▶ _WHAT THIS TASK INVOLVES_
Filter the lines below, copying only those with the string "Provided".

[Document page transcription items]
++++

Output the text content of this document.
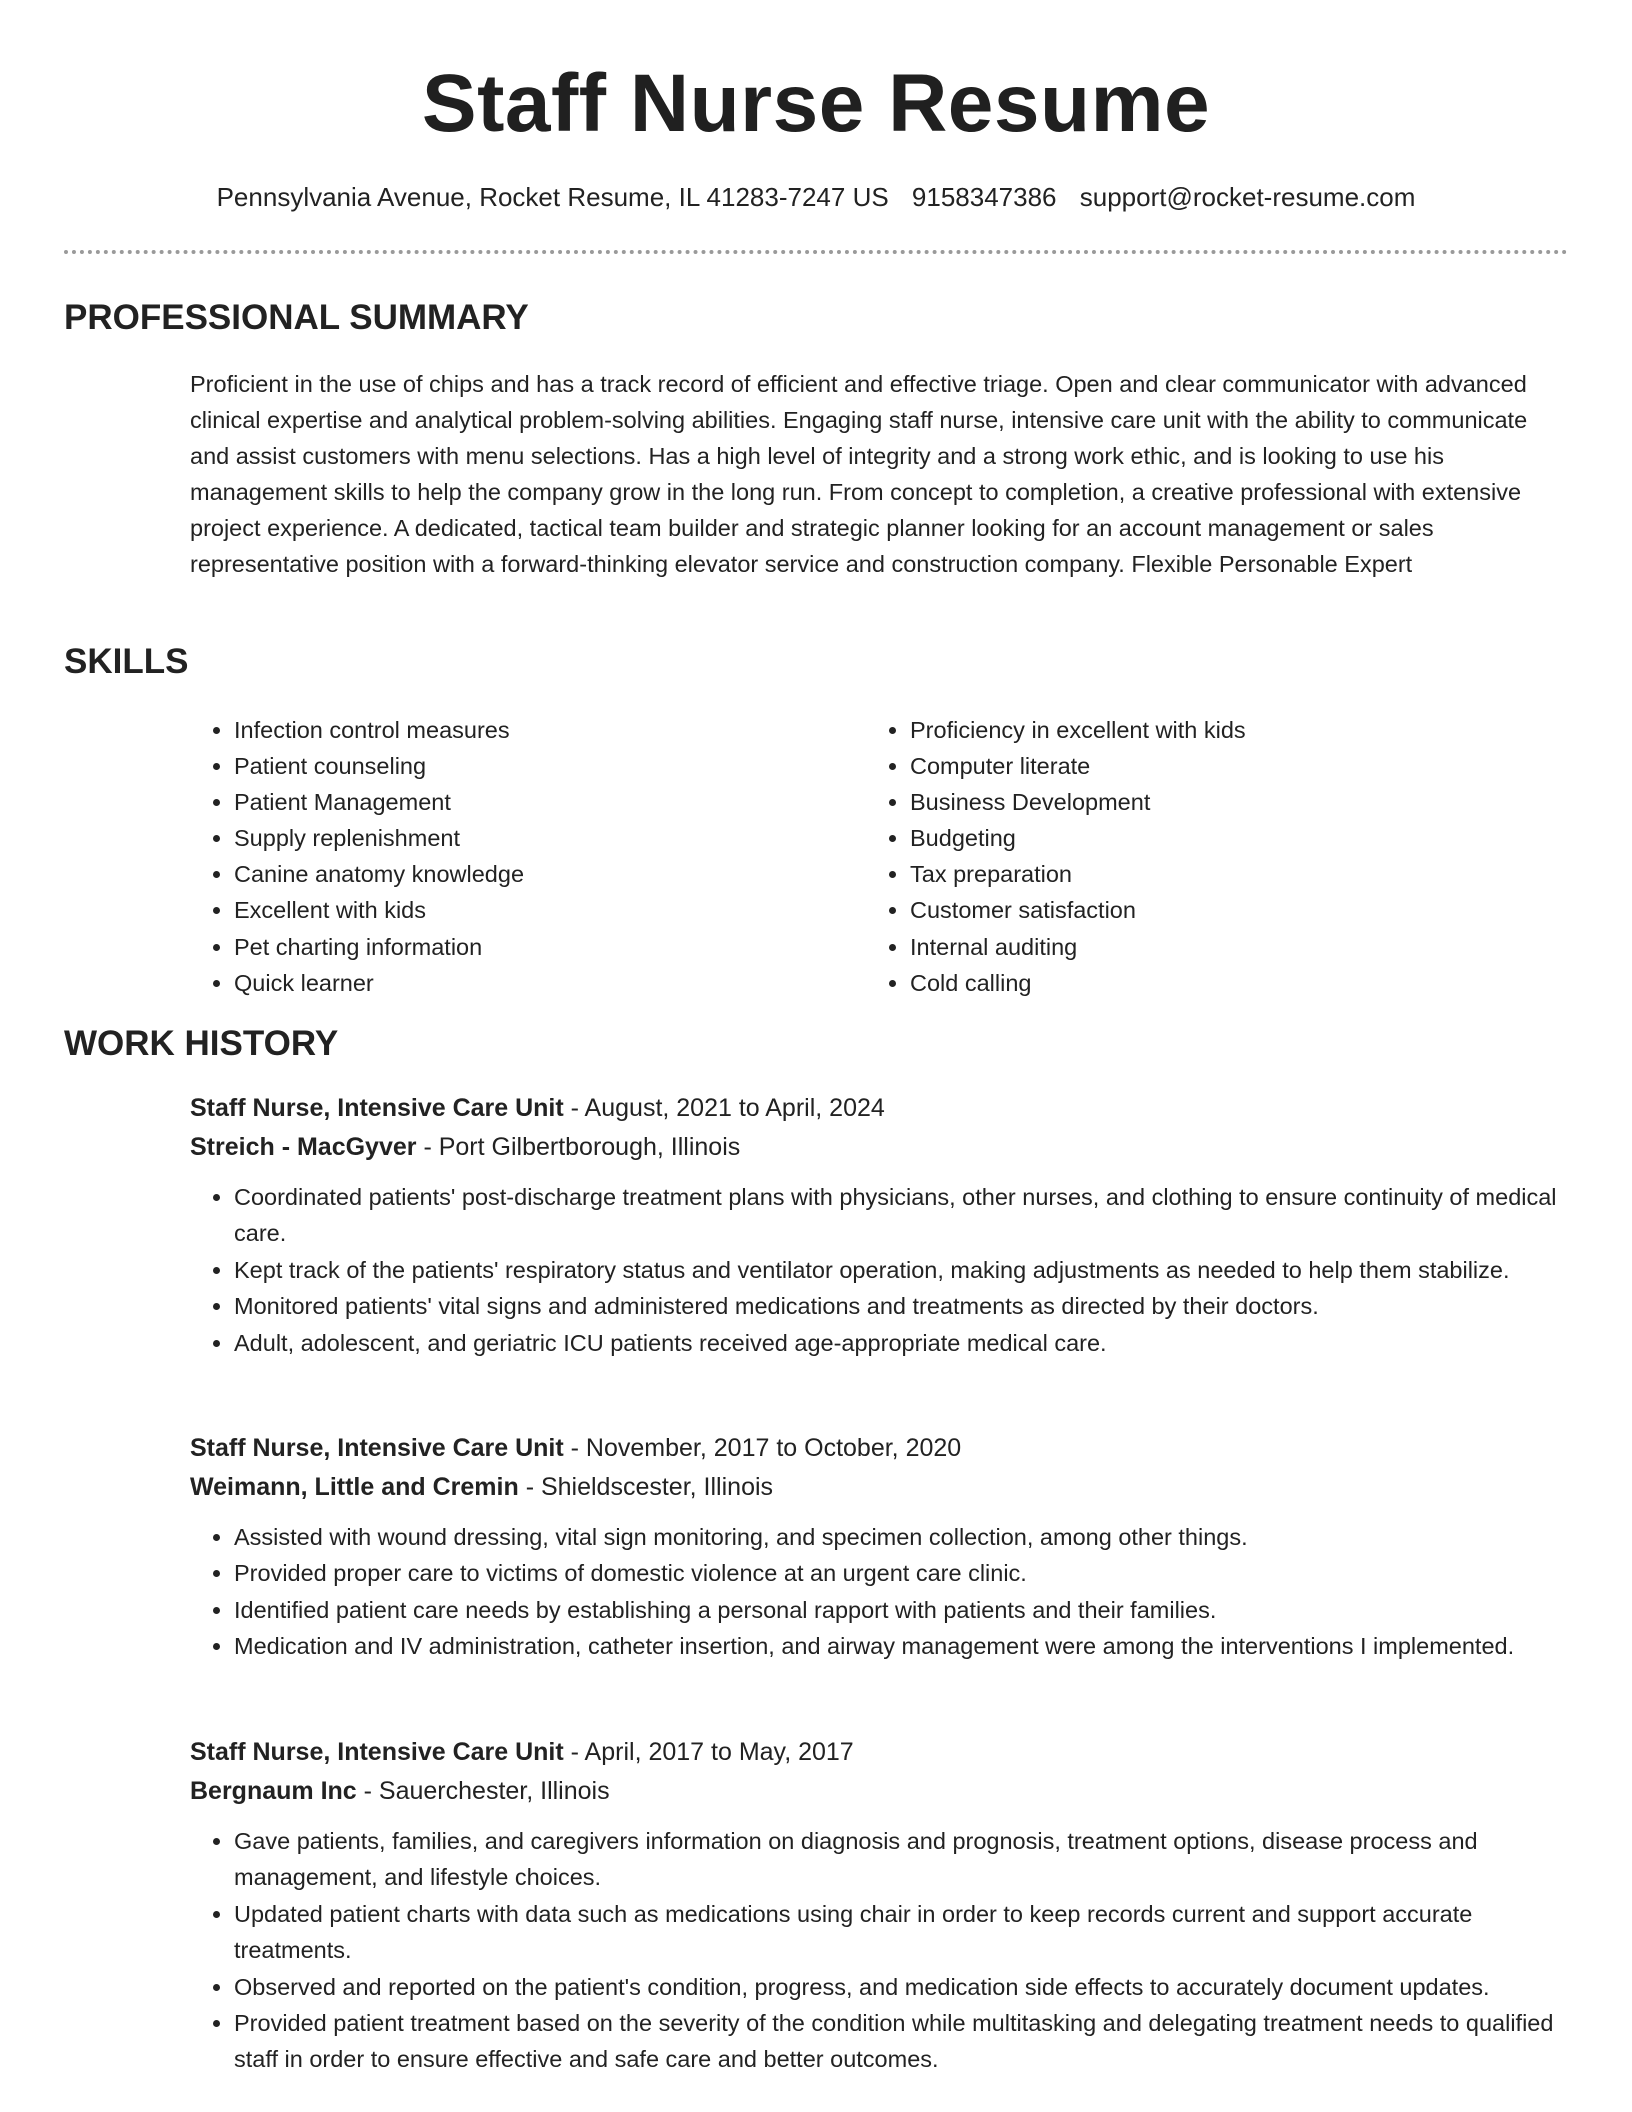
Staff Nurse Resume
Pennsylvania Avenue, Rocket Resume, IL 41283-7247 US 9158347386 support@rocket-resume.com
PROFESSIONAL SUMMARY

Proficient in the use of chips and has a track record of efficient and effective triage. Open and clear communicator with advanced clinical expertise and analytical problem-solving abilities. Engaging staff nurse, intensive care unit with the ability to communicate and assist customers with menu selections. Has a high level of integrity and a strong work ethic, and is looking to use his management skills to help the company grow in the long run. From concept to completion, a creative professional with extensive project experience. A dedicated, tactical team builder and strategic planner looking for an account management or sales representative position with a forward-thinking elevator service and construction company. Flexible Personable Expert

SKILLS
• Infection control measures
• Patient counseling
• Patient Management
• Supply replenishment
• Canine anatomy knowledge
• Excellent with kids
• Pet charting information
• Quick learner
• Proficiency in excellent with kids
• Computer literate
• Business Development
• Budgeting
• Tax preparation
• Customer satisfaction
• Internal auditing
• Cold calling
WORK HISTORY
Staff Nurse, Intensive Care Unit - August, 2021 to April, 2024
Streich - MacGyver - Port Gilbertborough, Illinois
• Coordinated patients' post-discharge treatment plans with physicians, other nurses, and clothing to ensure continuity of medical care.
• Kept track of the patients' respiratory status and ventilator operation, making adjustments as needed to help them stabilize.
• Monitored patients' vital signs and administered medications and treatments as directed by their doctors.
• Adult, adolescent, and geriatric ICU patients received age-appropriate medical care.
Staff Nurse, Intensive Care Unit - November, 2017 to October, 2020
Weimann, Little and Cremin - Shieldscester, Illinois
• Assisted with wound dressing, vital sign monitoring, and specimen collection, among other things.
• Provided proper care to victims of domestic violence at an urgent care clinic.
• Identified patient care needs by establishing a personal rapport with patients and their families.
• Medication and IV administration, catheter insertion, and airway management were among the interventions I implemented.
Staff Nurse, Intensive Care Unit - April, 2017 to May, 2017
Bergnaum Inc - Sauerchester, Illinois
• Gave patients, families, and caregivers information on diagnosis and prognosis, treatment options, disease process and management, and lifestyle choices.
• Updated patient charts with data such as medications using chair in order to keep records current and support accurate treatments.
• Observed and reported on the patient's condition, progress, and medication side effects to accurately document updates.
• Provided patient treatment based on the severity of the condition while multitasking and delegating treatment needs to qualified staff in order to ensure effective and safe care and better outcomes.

++++

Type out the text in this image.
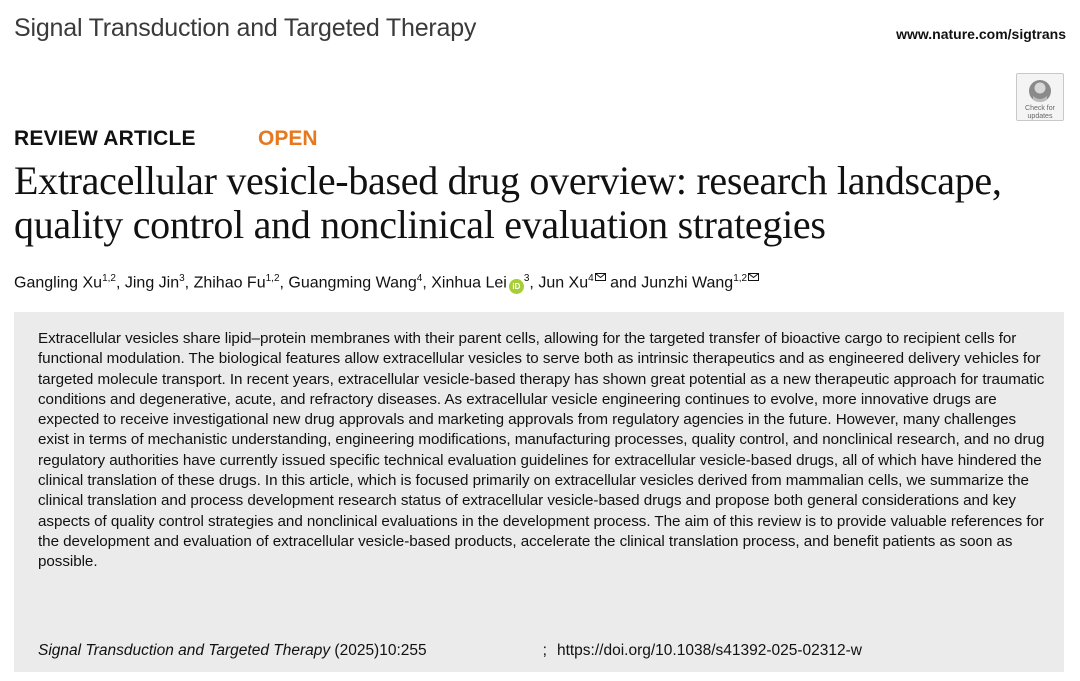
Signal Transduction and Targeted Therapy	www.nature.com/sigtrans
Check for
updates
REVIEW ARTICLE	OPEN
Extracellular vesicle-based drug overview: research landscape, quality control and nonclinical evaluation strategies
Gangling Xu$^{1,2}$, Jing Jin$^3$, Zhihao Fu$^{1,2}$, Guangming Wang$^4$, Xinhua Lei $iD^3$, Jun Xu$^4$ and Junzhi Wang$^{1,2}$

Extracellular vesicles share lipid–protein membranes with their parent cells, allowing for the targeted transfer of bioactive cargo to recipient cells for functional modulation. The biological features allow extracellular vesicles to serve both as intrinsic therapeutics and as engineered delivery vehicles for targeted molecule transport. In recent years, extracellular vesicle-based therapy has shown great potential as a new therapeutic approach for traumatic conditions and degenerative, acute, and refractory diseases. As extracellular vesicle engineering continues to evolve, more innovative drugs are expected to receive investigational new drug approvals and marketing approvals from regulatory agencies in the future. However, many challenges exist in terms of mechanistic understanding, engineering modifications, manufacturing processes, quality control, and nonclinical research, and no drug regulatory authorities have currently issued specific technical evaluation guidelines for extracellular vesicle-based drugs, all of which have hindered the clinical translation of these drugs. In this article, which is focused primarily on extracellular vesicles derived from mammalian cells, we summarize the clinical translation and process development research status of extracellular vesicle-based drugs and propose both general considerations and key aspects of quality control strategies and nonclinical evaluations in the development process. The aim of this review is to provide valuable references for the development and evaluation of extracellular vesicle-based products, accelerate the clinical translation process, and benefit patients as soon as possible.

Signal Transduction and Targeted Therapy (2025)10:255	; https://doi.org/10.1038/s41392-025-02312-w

++++

▶ _RESULT OF THE TASK_
• Provided proper care to victims of domestic violence at an urgent care clinic.
• Provided patient treatment based on the severity of the condition while multitasking and delegating treatment needs to qualified staff in order to ensure effective and safe care and better outcomes.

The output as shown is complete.